### CHALLENGE:
Give back the full listing verbatim, apart from its images.
## Begin DATASET RECORDS
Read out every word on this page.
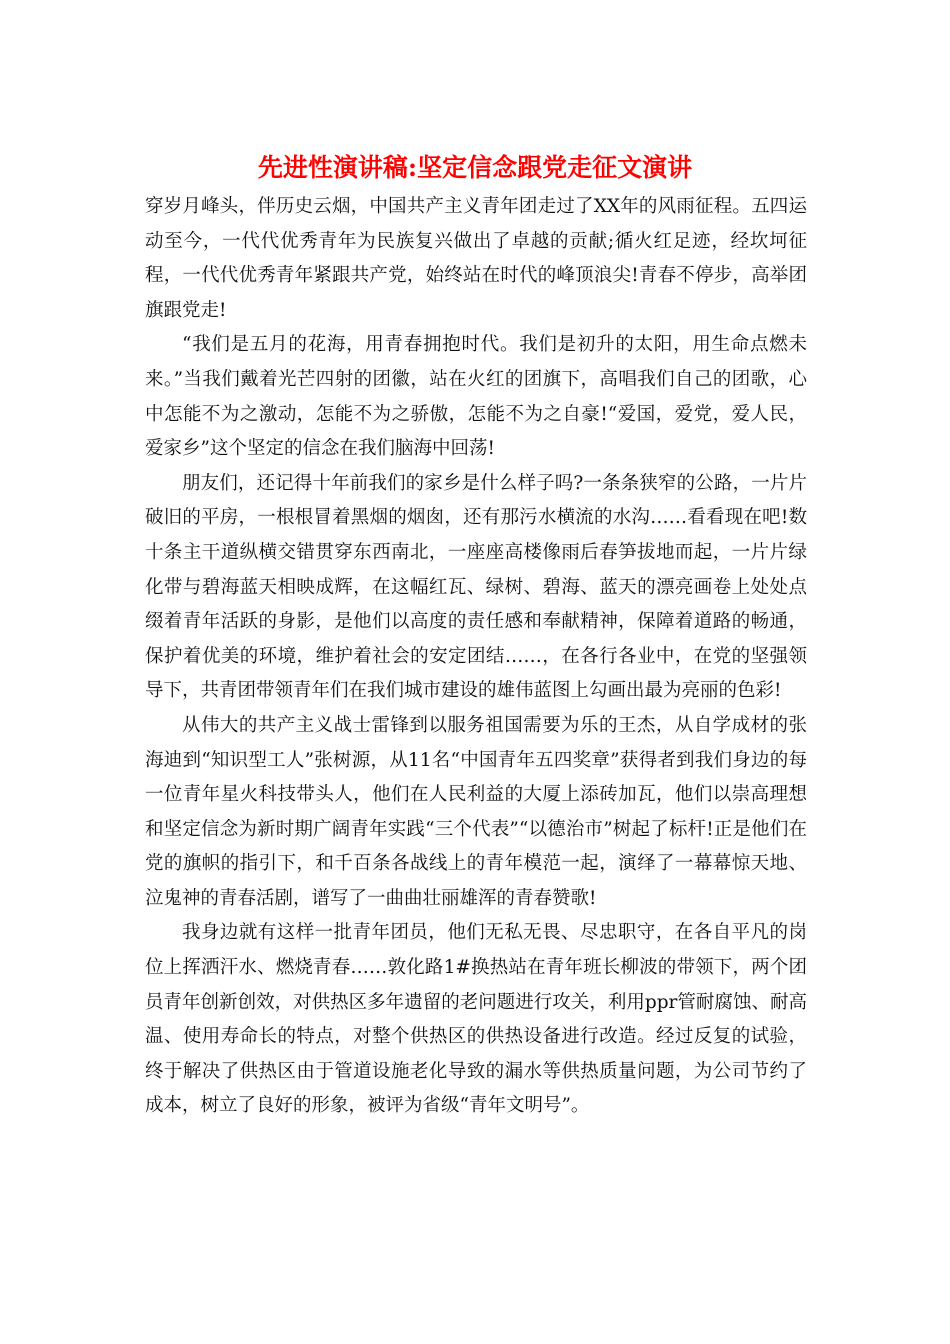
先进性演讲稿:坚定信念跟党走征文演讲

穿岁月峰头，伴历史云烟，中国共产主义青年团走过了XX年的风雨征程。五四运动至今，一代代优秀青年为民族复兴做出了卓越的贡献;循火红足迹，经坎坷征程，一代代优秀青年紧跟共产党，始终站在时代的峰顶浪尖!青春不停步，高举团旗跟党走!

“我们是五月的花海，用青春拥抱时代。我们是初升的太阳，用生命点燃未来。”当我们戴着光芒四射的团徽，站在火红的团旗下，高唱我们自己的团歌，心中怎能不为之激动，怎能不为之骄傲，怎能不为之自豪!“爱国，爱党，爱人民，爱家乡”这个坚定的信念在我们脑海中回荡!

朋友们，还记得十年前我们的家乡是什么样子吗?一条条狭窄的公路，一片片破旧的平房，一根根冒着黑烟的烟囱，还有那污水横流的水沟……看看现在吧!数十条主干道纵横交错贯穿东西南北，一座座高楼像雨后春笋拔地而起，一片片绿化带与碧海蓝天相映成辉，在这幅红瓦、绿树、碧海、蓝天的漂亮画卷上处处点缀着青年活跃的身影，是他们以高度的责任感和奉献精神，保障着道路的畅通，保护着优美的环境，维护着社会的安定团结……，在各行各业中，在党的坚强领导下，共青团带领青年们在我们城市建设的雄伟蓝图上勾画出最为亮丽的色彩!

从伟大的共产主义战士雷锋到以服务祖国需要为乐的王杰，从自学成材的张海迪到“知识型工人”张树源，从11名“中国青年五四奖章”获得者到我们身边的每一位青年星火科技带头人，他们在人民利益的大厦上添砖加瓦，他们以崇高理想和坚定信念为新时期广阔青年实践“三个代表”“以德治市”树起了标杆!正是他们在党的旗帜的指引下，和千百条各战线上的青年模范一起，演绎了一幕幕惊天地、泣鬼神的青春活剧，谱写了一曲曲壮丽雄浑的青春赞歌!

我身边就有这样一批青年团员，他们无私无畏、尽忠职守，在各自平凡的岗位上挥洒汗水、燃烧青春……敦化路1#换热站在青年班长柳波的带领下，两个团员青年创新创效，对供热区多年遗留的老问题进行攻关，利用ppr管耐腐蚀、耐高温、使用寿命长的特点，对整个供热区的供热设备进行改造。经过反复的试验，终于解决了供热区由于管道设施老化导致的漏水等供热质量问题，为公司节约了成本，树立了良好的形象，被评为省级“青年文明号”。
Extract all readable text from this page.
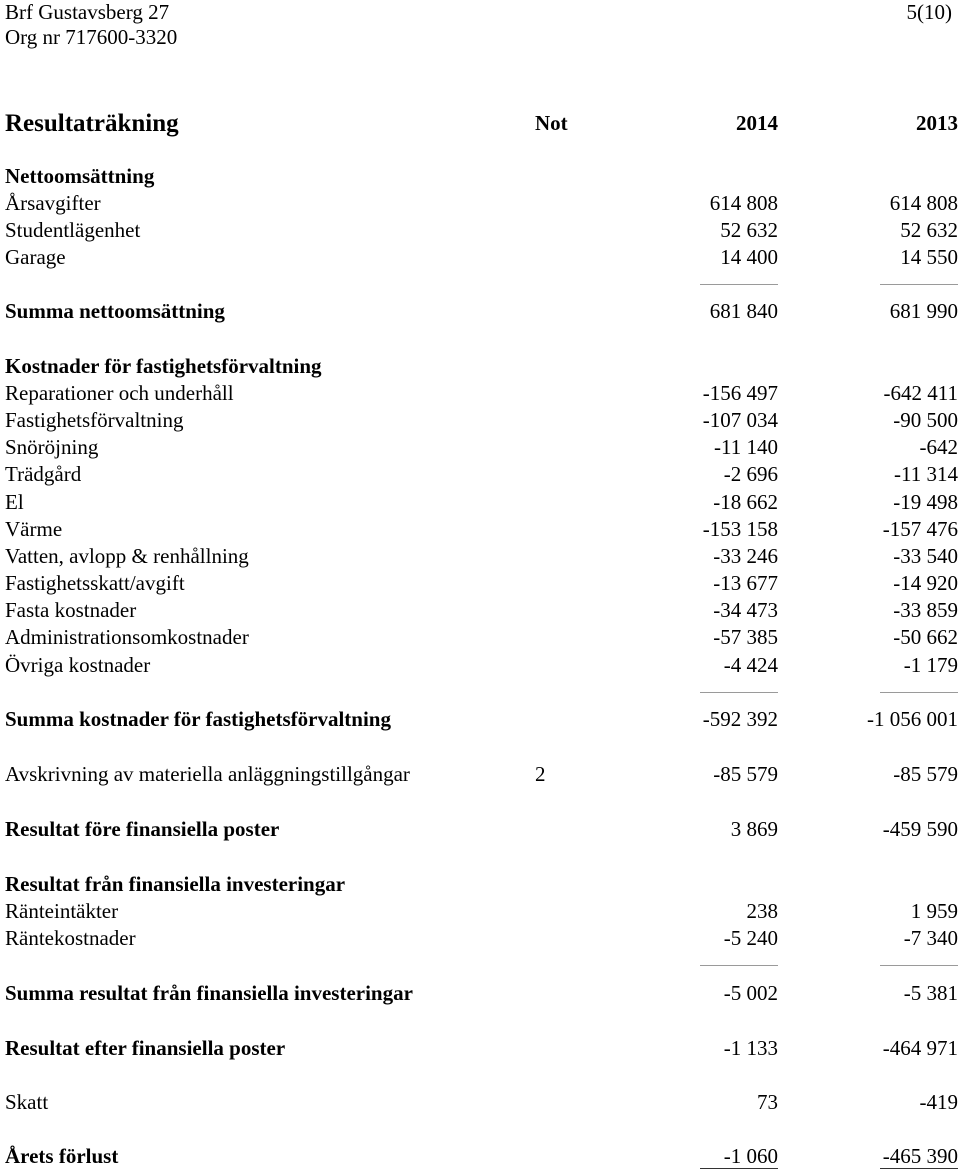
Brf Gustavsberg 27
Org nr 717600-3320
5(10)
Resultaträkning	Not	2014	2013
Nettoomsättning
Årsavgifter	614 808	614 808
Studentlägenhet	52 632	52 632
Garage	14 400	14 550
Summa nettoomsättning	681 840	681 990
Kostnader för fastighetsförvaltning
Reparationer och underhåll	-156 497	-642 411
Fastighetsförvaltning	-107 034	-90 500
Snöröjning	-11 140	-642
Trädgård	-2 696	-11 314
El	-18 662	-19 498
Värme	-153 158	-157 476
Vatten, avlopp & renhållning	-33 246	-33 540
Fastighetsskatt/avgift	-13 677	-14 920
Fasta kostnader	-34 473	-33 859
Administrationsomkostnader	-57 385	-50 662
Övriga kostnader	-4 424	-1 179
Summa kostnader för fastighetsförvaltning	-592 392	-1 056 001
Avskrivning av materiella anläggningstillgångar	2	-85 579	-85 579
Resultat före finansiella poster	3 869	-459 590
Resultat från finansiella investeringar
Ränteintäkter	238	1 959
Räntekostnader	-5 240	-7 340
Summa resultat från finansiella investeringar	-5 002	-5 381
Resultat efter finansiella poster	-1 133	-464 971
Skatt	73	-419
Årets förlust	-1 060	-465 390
## End DATASET RECORDS
### RESPONSE:
Read out every word on this page.
先进性演讲稿:坚定信念跟党走征文演讲

穿岁月峰头，伴历史云烟，中国共产主义青年团走过了XX年的风雨征程。五四运动至今，一代代优秀青年为民族复兴做出了卓越的贡献;循火红足迹，经坎坷征程，一代代优秀青年紧跟共产党，始终站在时代的峰顶浪尖!青春不停步，高举团旗跟党走!

“我们是五月的花海，用青春拥抱时代。我们是初升的太阳，用生命点燃未来。”当我们戴着光芒四射的团徽，站在火红的团旗下，高唱我们自己的团歌，心中怎能不为之激动，怎能不为之骄傲，怎能不为之自豪!“爱国，爱党，爱人民，爱家乡”这个坚定的信念在我们脑海中回荡!

朋友们，还记得十年前我们的家乡是什么样子吗?一条条狭窄的公路，一片片破旧的平房，一根根冒着黑烟的烟囱，还有那污水横流的水沟……看看现在吧!数十条主干道纵横交错贯穿东西南北，一座座高楼像雨后春笋拔地而起，一片片绿化带与碧海蓝天相映成辉，在这幅红瓦、绿树、碧海、蓝天的漂亮画卷上处处点缀着青年活跃的身影，是他们以高度的责任感和奉献精神，保障着道路的畅通，保护着优美的环境，维护着社会的安定团结……，在各行各业中，在党的坚强领导下，共青团带领青年们在我们城市建设的雄伟蓝图上勾画出最为亮丽的色彩!

从伟大的共产主义战士雷锋到以服务祖国需要为乐的王杰，从自学成材的张海迪到“知识型工人”张树源，从11名“中国青年五四奖章”获得者到我们身边的每一位青年星火科技带头人，他们在人民利益的大厦上添砖加瓦，他们以崇高理想和坚定信念为新时期广阔青年实践“三个代表”“以德治市”树起了标杆!正是他们在党的旗帜的指引下，和千百条各战线上的青年模范一起，演绎了一幕幕惊天地、泣鬼神的青春活剧，谱写了一曲曲壮丽雄浑的青春赞歌!

我身边就有这样一批青年团员，他们无私无畏、尽忠职守，在各自平凡的岗位上挥洒汗水、燃烧青春……敦化路1#换热站在青年班长柳波的带领下，两个团员青年创新创效，对供热区多年遗留的老问题进行攻关，利用ppr管耐腐蚀、耐高温、使用寿命长的特点，对整个供热区的供热设备进行改造。经过反复的试验，终于解决了供热区由于管道设施老化导致的漏水等供热质量问题，为公司节约了成本，树立了良好的形象，被评为省级“青年文明号”。
Extract all readable text from this page.
Brf Gustavsberg 27
Org nr 717600-3320
5(10)
Resultaträkning	Not	2014	2013
Nettoomsättning
Årsavgifter	614 808	614 808
Studentlägenhet	52 632	52 632
Garage	14 400	14 550
Summa nettoomsättning	681 840	681 990
Kostnader för fastighetsförvaltning
Reparationer och underhåll	-156 497	-642 411
Fastighetsförvaltning	-107 034	-90 500
Snöröjning	-11 140	-642
Trädgård	-2 696	-11 314
El	-18 662	-19 498
Värme	-153 158	-157 476
Vatten, avlopp & renhållning	-33 246	-33 540
Fastighetsskatt/avgift	-13 677	-14 920
Fasta kostnader	-34 473	-33 859
Administrationsomkostnader	-57 385	-50 662
Övriga kostnader	-4 424	-1 179
Summa kostnader för fastighetsförvaltning	-592 392	-1 056 001
Avskrivning av materiella anläggningstillgångar	2	-85 579	-85 579
Resultat före finansiella poster	3 869	-459 590
Resultat från finansiella investeringar
Ränteintäkter	238	1 959
Räntekostnader	-5 240	-7 340
Summa resultat från finansiella investeringar	-5 002	-5 381
Resultat efter finansiella poster	-1 133	-464 971
Skatt	73	-419
Årets förlust	-1 060	-465 390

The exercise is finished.